Aim of the task: Reproduce all of the material word for word.

Records for the task:
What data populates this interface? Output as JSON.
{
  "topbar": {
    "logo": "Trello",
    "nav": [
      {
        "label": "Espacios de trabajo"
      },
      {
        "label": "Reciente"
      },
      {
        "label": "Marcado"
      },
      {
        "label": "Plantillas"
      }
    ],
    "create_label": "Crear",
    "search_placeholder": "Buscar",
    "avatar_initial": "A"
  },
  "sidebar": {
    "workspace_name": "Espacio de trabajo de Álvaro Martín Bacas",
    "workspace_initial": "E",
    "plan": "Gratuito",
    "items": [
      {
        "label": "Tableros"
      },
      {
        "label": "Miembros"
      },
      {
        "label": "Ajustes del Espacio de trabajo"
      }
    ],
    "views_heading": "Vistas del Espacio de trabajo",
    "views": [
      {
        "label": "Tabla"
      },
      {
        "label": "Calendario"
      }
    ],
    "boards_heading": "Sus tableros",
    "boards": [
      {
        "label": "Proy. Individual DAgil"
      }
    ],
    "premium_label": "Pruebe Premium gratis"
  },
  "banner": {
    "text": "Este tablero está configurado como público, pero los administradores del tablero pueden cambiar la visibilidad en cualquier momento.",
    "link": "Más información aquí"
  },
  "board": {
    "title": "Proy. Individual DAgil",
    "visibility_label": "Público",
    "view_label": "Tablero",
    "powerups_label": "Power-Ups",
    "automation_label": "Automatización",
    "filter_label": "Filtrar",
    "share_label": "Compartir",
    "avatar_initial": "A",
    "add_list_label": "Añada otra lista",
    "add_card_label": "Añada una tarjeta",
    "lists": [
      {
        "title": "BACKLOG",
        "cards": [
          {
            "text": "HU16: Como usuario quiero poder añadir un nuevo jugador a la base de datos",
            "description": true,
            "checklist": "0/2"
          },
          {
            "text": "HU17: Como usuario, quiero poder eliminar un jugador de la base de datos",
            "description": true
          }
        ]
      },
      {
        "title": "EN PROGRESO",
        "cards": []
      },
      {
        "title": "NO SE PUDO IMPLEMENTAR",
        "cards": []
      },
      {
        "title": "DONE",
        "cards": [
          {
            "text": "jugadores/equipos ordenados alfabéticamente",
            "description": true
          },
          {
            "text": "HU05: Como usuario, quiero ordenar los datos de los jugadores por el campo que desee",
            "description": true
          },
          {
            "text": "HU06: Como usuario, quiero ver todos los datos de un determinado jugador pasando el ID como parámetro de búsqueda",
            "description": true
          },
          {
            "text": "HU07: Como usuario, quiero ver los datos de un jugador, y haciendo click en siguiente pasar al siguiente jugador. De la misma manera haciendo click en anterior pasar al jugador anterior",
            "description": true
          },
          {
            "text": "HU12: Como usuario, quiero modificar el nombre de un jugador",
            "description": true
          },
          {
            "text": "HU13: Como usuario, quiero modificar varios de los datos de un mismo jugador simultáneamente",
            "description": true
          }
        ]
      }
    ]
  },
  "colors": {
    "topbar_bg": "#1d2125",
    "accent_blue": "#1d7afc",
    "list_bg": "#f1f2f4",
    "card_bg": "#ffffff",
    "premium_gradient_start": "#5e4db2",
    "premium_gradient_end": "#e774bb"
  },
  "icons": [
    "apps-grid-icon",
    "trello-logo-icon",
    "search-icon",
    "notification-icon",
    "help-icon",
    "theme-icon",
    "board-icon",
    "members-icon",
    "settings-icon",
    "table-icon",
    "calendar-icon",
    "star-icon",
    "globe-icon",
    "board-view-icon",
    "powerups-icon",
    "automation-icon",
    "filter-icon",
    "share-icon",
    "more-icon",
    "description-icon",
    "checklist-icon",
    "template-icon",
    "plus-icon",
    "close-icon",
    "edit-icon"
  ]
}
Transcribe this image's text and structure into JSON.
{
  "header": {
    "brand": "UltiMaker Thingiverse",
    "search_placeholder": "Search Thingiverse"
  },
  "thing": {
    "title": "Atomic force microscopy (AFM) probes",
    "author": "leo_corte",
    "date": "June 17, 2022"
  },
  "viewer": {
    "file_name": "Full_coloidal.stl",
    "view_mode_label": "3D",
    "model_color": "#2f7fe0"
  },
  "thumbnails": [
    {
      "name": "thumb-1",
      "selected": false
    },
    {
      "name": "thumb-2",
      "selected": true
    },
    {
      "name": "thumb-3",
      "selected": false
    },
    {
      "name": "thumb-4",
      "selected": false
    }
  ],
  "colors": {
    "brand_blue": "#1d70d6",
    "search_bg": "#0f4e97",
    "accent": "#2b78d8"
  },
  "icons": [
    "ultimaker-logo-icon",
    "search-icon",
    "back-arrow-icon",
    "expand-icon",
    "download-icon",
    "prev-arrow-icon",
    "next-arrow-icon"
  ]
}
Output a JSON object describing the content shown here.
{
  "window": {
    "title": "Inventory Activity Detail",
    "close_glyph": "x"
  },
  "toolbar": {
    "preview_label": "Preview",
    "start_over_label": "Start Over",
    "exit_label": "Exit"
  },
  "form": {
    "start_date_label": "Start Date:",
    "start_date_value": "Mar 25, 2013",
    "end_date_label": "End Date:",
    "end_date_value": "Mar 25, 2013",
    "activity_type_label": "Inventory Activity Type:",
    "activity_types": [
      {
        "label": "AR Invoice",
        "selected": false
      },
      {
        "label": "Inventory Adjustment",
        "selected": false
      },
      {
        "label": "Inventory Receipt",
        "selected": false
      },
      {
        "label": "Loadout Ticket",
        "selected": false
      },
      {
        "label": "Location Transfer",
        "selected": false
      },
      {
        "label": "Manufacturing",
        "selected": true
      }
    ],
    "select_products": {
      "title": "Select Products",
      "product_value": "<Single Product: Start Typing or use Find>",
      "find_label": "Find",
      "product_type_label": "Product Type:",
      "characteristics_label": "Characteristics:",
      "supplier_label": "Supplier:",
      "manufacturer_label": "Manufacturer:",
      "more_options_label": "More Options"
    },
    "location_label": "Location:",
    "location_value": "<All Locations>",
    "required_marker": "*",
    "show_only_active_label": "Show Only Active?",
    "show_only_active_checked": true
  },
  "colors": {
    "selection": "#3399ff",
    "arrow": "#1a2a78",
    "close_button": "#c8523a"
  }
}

Finished answer:
What data populates this interface? Output as JSON.
{
  "topbar": {
    "logo": "Trello",
    "nav": [
      {
        "label": "Espacios de trabajo"
      },
      {
        "label": "Reciente"
      },
      {
        "label": "Marcado"
      },
      {
        "label": "Plantillas"
      }
    ],
    "create_label": "Crear",
    "search_placeholder": "Buscar",
    "avatar_initial": "A"
  },
  "sidebar": {
    "workspace_name": "Espacio de trabajo de Álvaro Martín Bacas",
    "workspace_initial": "E",
    "plan": "Gratuito",
    "items": [
      {
        "label": "Tableros"
      },
      {
        "label": "Miembros"
      },
      {
        "label": "Ajustes del Espacio de trabajo"
      }
    ],
    "views_heading": "Vistas del Espacio de trabajo",
    "views": [
      {
        "label": "Tabla"
      },
      {
        "label": "Calendario"
      }
    ],
    "boards_heading": "Sus tableros",
    "boards": [
      {
        "label": "Proy. Individual DAgil"
      }
    ],
    "premium_label": "Pruebe Premium gratis"
  },
  "banner": {
    "text": "Este tablero está configurado como público, pero los administradores del tablero pueden cambiar la visibilidad en cualquier momento.",
    "link": "Más información aquí"
  },
  "board": {
    "title": "Proy. Individual DAgil",
    "visibility_label": "Público",
    "view_label": "Tablero",
    "powerups_label": "Power-Ups",
    "automation_label": "Automatización",
    "filter_label": "Filtrar",
    "share_label": "Compartir",
    "avatar_initial": "A",
    "add_list_label": "Añada otra lista",
    "add_card_label": "Añada una tarjeta",
    "lists": [
      {
        "title": "BACKLOG",
        "cards": [
          {
            "text": "HU16: Como usuario quiero poder añadir un nuevo jugador a la base de datos",
            "description": true,
            "checklist": "0/2"
          },
          {
            "text": "HU17: Como usuario, quiero poder eliminar un jugador de la base de datos",
            "description": true
          }
        ]
      },
      {
        "title": "EN PROGRESO",
        "cards": []
      },
      {
        "title": "NO SE PUDO IMPLEMENTAR",
        "cards": []
      },
      {
        "title": "DONE",
        "cards": [
          {
            "text": "jugadores/equipos ordenados alfabéticamente",
            "description": true
          },
          {
            "text": "HU05: Como usuario, quiero ordenar los datos de los jugadores por el campo que desee",
            "description": true
          },
          {
            "text": "HU06: Como usuario, quiero ver todos los datos de un determinado jugador pasando el ID como parámetro de búsqueda",
            "description": true
          },
          {
            "text": "HU07: Como usuario, quiero ver los datos de un jugador, y haciendo click en siguiente pasar al siguiente jugador. De la misma manera haciendo click en anterior pasar al jugador anterior",
            "description": true
          },
          {
            "text": "HU12: Como usuario, quiero modificar el nombre de un jugador",
            "description": true
          },
          {
            "text": "HU13: Como usuario, quiero modificar varios de los datos de un mismo jugador simultáneamente",
            "description": true
          }
        ]
      }
    ]
  },
  "colors": {
    "topbar_bg": "#1d2125",
    "accent_blue": "#1d7afc",
    "list_bg": "#f1f2f4",
    "card_bg": "#ffffff",
    "premium_gradient_start": "#5e4db2",
    "premium_gradient_end": "#e774bb"
  },
  "icons": [
    "apps-grid-icon",
    "trello-logo-icon",
    "search-icon",
    "notification-icon",
    "help-icon",
    "theme-icon",
    "board-icon",
    "members-icon",
    "settings-icon",
    "table-icon",
    "calendar-icon",
    "star-icon",
    "globe-icon",
    "board-view-icon",
    "powerups-icon",
    "automation-icon",
    "filter-icon",
    "share-icon",
    "more-icon",
    "description-icon",
    "checklist-icon",
    "template-icon",
    "plus-icon",
    "close-icon",
    "edit-icon"
  ]
}
Transcribe this image's text and structure into JSON.
{
  "header": {
    "brand": "UltiMaker Thingiverse",
    "search_placeholder": "Search Thingiverse"
  },
  "thing": {
    "title": "Atomic force microscopy (AFM) probes",
    "author": "leo_corte",
    "date": "June 17, 2022"
  },
  "viewer": {
    "file_name": "Full_coloidal.stl",
    "view_mode_label": "3D",
    "model_color": "#2f7fe0"
  },
  "thumbnails": [
    {
      "name": "thumb-1",
      "selected": false
    },
    {
      "name": "thumb-2",
      "selected": true
    },
    {
      "name": "thumb-3",
      "selected": false
    },
    {
      "name": "thumb-4",
      "selected": false
    }
  ],
  "colors": {
    "brand_blue": "#1d70d6",
    "search_bg": "#0f4e97",
    "accent": "#2b78d8"
  },
  "icons": [
    "ultimaker-logo-icon",
    "search-icon",
    "back-arrow-icon",
    "expand-icon",
    "download-icon",
    "prev-arrow-icon",
    "next-arrow-icon"
  ]
}
Output a JSON object describing the content shown here.
{
  "window": {
    "title": "Inventory Activity Detail",
    "close_glyph": "x"
  },
  "toolbar": {
    "preview_label": "Preview",
    "start_over_label": "Start Over",
    "exit_label": "Exit"
  },
  "form": {
    "start_date_label": "Start Date:",
    "start_date_value": "Mar 25, 2013",
    "end_date_label": "End Date:",
    "end_date_value": "Mar 25, 2013",
    "activity_type_label": "Inventory Activity Type:",
    "activity_types": [
      {
        "label": "AR Invoice",
        "selected": false
      },
      {
        "label": "Inventory Adjustment",
        "selected": false
      },
      {
        "label": "Inventory Receipt",
        "selected": false
      },
      {
        "label": "Loadout Ticket",
        "selected": false
      },
      {
        "label": "Location Transfer",
        "selected": false
      },
      {
        "label": "Manufacturing",
        "selected": true
      }
    ],
    "select_products": {
      "title": "Select Products",
      "product_value": "<Single Product: Start Typing or use Find>",
      "find_label": "Find",
      "product_type_label": "Product Type:",
      "characteristics_label": "Characteristics:",
      "supplier_label": "Supplier:",
      "manufacturer_label": "Manufacturer:",
      "more_options_label": "More Options"
    },
    "location_label": "Location:",
    "location_value": "<All Locations>",
    "required_marker": "*",
    "show_only_active_label": "Show Only Active?",
    "show_only_active_checked": true
  },
  "colors": {
    "selection": "#3399ff",
    "arrow": "#1a2a78",
    "close_button": "#c8523a"
  }
}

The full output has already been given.